## Set task
Please print the full listing exactly.

## Recorded data
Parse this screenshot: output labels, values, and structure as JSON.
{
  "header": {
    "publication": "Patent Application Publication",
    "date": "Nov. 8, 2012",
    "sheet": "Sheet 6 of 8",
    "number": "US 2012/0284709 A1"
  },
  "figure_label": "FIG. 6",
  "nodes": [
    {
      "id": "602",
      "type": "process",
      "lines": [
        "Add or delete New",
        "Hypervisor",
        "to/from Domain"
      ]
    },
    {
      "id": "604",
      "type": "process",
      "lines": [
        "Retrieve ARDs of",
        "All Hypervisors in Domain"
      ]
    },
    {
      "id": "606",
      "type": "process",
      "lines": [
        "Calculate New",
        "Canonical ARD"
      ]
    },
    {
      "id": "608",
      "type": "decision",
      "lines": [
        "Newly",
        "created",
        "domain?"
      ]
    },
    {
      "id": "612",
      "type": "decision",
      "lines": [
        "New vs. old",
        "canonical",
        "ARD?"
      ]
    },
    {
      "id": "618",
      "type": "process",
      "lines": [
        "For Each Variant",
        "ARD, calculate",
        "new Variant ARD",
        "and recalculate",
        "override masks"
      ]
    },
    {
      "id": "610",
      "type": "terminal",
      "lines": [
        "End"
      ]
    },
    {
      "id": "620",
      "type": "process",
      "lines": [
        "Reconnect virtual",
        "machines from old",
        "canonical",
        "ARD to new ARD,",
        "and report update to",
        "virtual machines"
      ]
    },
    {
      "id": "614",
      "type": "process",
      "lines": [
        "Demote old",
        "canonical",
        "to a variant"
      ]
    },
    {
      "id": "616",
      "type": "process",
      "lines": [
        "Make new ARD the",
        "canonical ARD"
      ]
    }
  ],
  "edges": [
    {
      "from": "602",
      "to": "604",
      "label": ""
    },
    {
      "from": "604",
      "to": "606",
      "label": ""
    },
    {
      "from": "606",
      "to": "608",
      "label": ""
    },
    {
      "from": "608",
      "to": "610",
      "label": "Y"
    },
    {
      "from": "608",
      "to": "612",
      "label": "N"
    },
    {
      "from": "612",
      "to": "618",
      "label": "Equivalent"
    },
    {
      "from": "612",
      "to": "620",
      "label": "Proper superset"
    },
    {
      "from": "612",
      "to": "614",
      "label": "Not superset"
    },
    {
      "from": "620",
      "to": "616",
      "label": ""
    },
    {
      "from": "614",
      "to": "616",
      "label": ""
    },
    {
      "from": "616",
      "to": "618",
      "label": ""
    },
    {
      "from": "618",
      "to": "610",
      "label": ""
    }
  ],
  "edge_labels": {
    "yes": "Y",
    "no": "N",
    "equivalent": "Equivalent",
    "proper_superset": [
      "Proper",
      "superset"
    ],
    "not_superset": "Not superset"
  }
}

## Reply
Parse this screenshot: output labels, values, and structure as JSON.
{
  "header": {
    "publication": "Patent Application Publication",
    "date": "Nov. 8, 2012",
    "sheet": "Sheet 6 of 8",
    "number": "US 2012/0284709 A1"
  },
  "figure_label": "FIG. 6",
  "nodes": [
    {
      "id": "602",
      "type": "process",
      "lines": [
        "Add or delete New",
        "Hypervisor",
        "to/from Domain"
      ]
    },
    {
      "id": "604",
      "type": "process",
      "lines": [
        "Retrieve ARDs of",
        "All Hypervisors in Domain"
      ]
    },
    {
      "id": "606",
      "type": "process",
      "lines": [
        "Calculate New",
        "Canonical ARD"
      ]
    },
    {
      "id": "608",
      "type": "decision",
      "lines": [
        "Newly",
        "created",
        "domain?"
      ]
    },
    {
      "id": "612",
      "type": "decision",
      "lines": [
        "New vs. old",
        "canonical",
        "ARD?"
      ]
    },
    {
      "id": "618",
      "type": "process",
      "lines": [
        "For Each Variant",
        "ARD, calculate",
        "new Variant ARD",
        "and recalculate",
        "override masks"
      ]
    },
    {
      "id": "610",
      "type": "terminal",
      "lines": [
        "End"
      ]
    },
    {
      "id": "620",
      "type": "process",
      "lines": [
        "Reconnect virtual",
        "machines from old",
        "canonical",
        "ARD to new ARD,",
        "and report update to",
        "virtual machines"
      ]
    },
    {
      "id": "614",
      "type": "process",
      "lines": [
        "Demote old",
        "canonical",
        "to a variant"
      ]
    },
    {
      "id": "616",
      "type": "process",
      "lines": [
        "Make new ARD the",
        "canonical ARD"
      ]
    }
  ],
  "edges": [
    {
      "from": "602",
      "to": "604",
      "label": ""
    },
    {
      "from": "604",
      "to": "606",
      "label": ""
    },
    {
      "from": "606",
      "to": "608",
      "label": ""
    },
    {
      "from": "608",
      "to": "610",
      "label": "Y"
    },
    {
      "from": "608",
      "to": "612",
      "label": "N"
    },
    {
      "from": "612",
      "to": "618",
      "label": "Equivalent"
    },
    {
      "from": "612",
      "to": "620",
      "label": "Proper superset"
    },
    {
      "from": "612",
      "to": "614",
      "label": "Not superset"
    },
    {
      "from": "620",
      "to": "616",
      "label": ""
    },
    {
      "from": "614",
      "to": "616",
      "label": ""
    },
    {
      "from": "616",
      "to": "618",
      "label": ""
    },
    {
      "from": "618",
      "to": "610",
      "label": ""
    }
  ],
  "edge_labels": {
    "yes": "Y",
    "no": "N",
    "equivalent": "Equivalent",
    "proper_superset": [
      "Proper",
      "superset"
    ],
    "not_superset": "Not superset"
  }
}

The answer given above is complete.